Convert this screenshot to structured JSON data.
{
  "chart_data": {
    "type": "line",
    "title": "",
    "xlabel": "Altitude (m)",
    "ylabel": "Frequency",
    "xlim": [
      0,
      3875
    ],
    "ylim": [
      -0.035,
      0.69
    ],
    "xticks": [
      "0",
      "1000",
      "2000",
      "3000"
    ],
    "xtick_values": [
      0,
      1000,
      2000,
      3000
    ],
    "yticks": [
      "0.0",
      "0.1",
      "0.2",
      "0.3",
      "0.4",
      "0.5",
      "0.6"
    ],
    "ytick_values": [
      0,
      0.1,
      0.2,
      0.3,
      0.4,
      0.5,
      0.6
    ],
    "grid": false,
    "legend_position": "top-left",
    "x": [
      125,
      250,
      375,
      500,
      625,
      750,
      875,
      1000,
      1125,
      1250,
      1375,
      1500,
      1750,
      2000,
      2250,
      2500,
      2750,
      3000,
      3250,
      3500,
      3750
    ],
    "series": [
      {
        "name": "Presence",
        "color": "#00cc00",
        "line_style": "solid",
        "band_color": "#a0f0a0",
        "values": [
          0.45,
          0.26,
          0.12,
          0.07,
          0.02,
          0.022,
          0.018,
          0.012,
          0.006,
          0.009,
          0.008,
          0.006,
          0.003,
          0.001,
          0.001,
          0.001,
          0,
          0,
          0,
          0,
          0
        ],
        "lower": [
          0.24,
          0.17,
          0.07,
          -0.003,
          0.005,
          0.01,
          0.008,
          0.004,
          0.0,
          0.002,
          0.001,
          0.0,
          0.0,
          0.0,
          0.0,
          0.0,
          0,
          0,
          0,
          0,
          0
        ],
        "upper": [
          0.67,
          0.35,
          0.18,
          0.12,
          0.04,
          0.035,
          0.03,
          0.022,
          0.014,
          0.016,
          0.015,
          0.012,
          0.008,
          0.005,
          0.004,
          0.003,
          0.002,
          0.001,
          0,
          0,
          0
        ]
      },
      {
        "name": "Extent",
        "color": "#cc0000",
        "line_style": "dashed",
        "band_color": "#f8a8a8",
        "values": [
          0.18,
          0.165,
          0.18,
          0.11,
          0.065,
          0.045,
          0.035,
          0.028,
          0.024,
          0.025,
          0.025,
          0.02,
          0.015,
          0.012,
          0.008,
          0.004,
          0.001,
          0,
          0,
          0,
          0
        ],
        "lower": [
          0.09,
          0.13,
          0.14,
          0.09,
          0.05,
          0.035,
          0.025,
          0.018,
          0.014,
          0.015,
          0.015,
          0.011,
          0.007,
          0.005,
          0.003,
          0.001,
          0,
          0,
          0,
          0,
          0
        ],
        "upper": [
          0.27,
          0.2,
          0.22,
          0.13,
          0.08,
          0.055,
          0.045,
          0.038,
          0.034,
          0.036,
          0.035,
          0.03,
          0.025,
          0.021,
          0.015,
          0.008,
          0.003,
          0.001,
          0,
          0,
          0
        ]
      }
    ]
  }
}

# GOAL
Write out the data exactly as it stands.

# THE ANSWER
Convert this screenshot to structured JSON data.
{
  "chart_data": {
    "type": "line",
    "title": "",
    "xlabel": "Altitude (m)",
    "ylabel": "Frequency",
    "xlim": [
      0,
      3875
    ],
    "ylim": [
      -0.035,
      0.69
    ],
    "xticks": [
      "0",
      "1000",
      "2000",
      "3000"
    ],
    "xtick_values": [
      0,
      1000,
      2000,
      3000
    ],
    "yticks": [
      "0.0",
      "0.1",
      "0.2",
      "0.3",
      "0.4",
      "0.5",
      "0.6"
    ],
    "ytick_values": [
      0,
      0.1,
      0.2,
      0.3,
      0.4,
      0.5,
      0.6
    ],
    "grid": false,
    "legend_position": "top-left",
    "x": [
      125,
      250,
      375,
      500,
      625,
      750,
      875,
      1000,
      1125,
      1250,
      1375,
      1500,
      1750,
      2000,
      2250,
      2500,
      2750,
      3000,
      3250,
      3500,
      3750
    ],
    "series": [
      {
        "name": "Presence",
        "color": "#00cc00",
        "line_style": "solid",
        "band_color": "#a0f0a0",
        "values": [
          0.45,
          0.26,
          0.12,
          0.07,
          0.02,
          0.022,
          0.018,
          0.012,
          0.006,
          0.009,
          0.008,
          0.006,
          0.003,
          0.001,
          0.001,
          0.001,
          0,
          0,
          0,
          0,
          0
        ],
        "lower": [
          0.24,
          0.17,
          0.07,
          -0.003,
          0.005,
          0.01,
          0.008,
          0.004,
          0.0,
          0.002,
          0.001,
          0.0,
          0.0,
          0.0,
          0.0,
          0.0,
          0,
          0,
          0,
          0,
          0
        ],
        "upper": [
          0.67,
          0.35,
          0.18,
          0.12,
          0.04,
          0.035,
          0.03,
          0.022,
          0.014,
          0.016,
          0.015,
          0.012,
          0.008,
          0.005,
          0.004,
          0.003,
          0.002,
          0.001,
          0,
          0,
          0
        ]
      },
      {
        "name": "Extent",
        "color": "#cc0000",
        "line_style": "dashed",
        "band_color": "#f8a8a8",
        "values": [
          0.18,
          0.165,
          0.18,
          0.11,
          0.065,
          0.045,
          0.035,
          0.028,
          0.024,
          0.025,
          0.025,
          0.02,
          0.015,
          0.012,
          0.008,
          0.004,
          0.001,
          0,
          0,
          0,
          0
        ],
        "lower": [
          0.09,
          0.13,
          0.14,
          0.09,
          0.05,
          0.035,
          0.025,
          0.018,
          0.014,
          0.015,
          0.015,
          0.011,
          0.007,
          0.005,
          0.003,
          0.001,
          0,
          0,
          0,
          0,
          0
        ],
        "upper": [
          0.27,
          0.2,
          0.22,
          0.13,
          0.08,
          0.055,
          0.045,
          0.038,
          0.034,
          0.036,
          0.035,
          0.03,
          0.025,
          0.021,
          0.015,
          0.008,
          0.003,
          0.001,
          0,
          0,
          0
        ]
      }
    ]
  }
}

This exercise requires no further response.